- [Exercise details] Write out everything from the start of the material down to the line containing "x-ticks: 1 2 3 4 5 — [169, 522, 570, 616]", including that line, with no changes.

(Records from a data source)
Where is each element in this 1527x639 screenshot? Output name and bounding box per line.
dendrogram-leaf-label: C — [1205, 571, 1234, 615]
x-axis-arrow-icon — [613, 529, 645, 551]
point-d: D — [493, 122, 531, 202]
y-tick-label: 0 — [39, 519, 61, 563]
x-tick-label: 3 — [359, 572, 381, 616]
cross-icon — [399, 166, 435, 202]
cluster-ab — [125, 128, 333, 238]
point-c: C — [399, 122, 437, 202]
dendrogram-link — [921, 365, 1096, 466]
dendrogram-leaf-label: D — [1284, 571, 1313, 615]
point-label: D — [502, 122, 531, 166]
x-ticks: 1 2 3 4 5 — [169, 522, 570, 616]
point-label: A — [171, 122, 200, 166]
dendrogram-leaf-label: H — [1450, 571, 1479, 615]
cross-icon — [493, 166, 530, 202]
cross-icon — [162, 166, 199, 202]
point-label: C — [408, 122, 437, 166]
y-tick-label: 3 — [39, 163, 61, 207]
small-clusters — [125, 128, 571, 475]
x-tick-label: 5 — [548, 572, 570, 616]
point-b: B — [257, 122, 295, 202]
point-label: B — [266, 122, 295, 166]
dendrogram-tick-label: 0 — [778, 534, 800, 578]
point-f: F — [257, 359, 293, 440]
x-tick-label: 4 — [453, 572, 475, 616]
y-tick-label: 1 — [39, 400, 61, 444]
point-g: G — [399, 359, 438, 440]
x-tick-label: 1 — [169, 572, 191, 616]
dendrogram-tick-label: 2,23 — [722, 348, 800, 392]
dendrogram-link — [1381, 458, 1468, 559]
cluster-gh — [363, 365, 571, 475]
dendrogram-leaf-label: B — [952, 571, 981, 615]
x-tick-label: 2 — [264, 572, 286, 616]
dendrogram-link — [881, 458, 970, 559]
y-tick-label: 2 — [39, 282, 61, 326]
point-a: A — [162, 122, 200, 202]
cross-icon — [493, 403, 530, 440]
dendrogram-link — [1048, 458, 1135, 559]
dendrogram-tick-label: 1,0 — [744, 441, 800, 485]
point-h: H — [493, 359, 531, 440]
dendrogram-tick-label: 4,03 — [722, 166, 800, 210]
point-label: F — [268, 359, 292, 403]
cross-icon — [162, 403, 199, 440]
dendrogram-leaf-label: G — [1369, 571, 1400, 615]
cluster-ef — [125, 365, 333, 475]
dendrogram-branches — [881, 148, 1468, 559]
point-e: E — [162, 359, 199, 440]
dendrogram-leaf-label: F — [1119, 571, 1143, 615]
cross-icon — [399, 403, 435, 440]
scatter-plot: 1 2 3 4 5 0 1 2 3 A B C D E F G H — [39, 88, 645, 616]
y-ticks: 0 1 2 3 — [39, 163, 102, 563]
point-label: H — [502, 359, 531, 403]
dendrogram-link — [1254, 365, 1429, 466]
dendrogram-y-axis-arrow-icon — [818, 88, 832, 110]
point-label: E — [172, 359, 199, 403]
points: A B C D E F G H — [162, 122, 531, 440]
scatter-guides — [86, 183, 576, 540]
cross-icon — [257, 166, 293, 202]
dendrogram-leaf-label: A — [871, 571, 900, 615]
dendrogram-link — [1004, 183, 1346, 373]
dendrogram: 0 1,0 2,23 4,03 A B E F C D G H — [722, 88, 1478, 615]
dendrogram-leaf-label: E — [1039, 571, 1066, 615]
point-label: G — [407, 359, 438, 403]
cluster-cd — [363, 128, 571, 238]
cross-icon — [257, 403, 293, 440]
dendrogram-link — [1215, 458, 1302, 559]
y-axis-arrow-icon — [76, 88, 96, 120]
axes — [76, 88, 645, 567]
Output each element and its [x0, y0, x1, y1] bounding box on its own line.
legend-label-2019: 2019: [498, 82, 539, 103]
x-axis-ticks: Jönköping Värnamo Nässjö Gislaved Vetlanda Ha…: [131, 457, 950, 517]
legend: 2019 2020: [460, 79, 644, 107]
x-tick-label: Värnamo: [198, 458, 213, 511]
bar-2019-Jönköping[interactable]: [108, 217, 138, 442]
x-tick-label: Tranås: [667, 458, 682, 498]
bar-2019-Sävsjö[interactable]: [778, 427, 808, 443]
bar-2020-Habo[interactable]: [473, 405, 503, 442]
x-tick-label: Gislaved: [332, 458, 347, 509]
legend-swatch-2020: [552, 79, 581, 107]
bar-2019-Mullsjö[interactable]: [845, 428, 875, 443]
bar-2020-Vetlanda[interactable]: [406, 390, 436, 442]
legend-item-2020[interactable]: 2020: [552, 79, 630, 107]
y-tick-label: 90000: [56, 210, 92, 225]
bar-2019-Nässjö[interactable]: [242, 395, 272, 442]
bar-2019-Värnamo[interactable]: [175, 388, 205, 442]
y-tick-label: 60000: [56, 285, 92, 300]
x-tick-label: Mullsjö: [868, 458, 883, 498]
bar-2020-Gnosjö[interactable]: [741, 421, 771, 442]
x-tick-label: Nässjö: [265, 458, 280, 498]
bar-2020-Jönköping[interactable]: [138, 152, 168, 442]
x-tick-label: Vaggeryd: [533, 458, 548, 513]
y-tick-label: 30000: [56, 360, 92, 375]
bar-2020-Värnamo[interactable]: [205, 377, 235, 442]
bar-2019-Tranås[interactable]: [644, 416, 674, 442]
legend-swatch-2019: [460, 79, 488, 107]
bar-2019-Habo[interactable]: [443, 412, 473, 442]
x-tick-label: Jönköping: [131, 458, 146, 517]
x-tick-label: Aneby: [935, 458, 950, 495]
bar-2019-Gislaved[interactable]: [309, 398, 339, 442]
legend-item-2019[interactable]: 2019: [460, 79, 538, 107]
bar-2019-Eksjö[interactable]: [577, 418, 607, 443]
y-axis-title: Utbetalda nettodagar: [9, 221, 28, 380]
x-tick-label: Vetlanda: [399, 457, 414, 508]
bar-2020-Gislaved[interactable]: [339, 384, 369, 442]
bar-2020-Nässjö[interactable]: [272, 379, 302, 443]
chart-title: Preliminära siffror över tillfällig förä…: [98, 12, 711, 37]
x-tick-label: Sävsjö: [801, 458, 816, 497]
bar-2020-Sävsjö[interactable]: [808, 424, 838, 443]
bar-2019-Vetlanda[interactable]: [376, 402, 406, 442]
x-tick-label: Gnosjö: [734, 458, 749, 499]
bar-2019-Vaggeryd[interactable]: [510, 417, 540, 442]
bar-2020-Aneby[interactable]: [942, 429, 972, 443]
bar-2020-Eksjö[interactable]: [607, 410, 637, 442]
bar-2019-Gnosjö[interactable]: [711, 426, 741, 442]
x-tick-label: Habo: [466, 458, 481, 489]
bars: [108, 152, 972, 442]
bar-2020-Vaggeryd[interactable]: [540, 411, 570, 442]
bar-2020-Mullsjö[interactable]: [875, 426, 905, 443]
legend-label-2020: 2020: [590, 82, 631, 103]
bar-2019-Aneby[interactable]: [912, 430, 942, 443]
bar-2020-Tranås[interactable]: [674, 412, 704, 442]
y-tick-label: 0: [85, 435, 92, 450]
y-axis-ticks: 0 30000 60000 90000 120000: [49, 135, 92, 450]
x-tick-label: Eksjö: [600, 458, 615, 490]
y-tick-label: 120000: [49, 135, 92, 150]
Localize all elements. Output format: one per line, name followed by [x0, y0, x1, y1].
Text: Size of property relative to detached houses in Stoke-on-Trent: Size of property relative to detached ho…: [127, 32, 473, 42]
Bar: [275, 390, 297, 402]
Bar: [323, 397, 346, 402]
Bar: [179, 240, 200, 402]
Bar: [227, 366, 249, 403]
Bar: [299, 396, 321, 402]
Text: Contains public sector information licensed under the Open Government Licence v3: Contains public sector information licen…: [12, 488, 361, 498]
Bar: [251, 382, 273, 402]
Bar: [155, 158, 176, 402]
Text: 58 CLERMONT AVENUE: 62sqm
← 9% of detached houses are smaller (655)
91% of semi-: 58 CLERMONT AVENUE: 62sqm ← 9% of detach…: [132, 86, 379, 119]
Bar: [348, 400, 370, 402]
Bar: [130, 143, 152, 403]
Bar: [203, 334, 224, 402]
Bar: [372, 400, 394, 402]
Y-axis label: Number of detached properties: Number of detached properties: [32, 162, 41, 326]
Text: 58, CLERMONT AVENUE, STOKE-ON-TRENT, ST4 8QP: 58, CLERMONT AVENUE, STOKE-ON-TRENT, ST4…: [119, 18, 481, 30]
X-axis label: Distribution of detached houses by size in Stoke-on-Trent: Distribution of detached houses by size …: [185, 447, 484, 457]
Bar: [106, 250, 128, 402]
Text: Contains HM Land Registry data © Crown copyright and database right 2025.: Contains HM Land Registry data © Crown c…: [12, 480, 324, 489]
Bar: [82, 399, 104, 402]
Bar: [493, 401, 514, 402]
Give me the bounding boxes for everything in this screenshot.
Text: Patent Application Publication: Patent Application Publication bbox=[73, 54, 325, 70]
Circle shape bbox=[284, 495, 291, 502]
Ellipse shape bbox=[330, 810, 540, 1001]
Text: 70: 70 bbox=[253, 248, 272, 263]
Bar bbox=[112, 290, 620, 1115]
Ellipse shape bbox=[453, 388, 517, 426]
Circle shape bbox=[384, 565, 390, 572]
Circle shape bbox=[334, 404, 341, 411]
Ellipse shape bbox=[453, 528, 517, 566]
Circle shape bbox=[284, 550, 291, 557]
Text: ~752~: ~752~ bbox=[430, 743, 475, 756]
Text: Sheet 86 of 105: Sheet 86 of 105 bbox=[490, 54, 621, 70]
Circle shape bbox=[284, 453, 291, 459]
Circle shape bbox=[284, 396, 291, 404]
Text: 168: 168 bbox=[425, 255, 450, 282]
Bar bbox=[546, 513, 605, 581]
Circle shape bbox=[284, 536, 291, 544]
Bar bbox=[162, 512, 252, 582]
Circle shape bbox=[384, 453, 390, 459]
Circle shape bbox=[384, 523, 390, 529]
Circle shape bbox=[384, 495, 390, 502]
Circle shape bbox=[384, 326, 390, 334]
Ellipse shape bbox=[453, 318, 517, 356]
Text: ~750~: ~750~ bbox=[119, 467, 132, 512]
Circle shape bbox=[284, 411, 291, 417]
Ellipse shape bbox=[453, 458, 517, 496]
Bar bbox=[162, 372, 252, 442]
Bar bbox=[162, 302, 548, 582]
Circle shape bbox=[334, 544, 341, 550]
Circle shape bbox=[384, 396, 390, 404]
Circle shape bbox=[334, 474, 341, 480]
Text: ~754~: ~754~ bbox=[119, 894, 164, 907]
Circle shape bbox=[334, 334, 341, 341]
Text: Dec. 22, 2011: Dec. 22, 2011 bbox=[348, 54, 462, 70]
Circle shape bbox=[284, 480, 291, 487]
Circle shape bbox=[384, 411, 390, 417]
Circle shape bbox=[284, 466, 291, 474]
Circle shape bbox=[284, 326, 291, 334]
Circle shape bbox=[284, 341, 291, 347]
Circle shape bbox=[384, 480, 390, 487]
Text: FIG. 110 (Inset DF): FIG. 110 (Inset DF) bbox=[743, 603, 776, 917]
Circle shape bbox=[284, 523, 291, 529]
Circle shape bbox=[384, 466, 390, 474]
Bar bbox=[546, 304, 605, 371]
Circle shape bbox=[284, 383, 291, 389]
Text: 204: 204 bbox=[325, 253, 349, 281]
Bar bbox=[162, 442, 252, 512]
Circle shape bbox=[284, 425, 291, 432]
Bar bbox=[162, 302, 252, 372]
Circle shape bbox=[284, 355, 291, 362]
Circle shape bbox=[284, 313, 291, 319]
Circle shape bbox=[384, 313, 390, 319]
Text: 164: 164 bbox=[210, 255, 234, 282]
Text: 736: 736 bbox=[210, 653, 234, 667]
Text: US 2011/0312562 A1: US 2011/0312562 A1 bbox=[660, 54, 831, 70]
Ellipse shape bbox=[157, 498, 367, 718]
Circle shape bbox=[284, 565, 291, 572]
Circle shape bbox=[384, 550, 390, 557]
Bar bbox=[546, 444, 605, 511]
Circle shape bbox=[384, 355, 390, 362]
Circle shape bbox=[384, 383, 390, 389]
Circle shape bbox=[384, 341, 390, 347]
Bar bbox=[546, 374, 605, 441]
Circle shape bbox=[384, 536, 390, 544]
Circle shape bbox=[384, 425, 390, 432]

- [Reply]
Where is each element in this 1527x639 screenshot? Output name and bounding box per line.
dendrogram-leaf-label: C — [1205, 571, 1234, 615]
x-axis-arrow-icon — [613, 529, 645, 551]
point-d: D — [493, 122, 531, 202]
y-tick-label: 0 — [39, 519, 61, 563]
x-tick-label: 3 — [359, 572, 381, 616]
cross-icon — [399, 166, 435, 202]
cluster-ab — [125, 128, 333, 238]
point-c: C — [399, 122, 437, 202]
dendrogram-link — [921, 365, 1096, 466]
dendrogram-leaf-label: D — [1284, 571, 1313, 615]
point-label: D — [502, 122, 531, 166]
x-ticks: 1 2 3 4 5 — [169, 522, 570, 616]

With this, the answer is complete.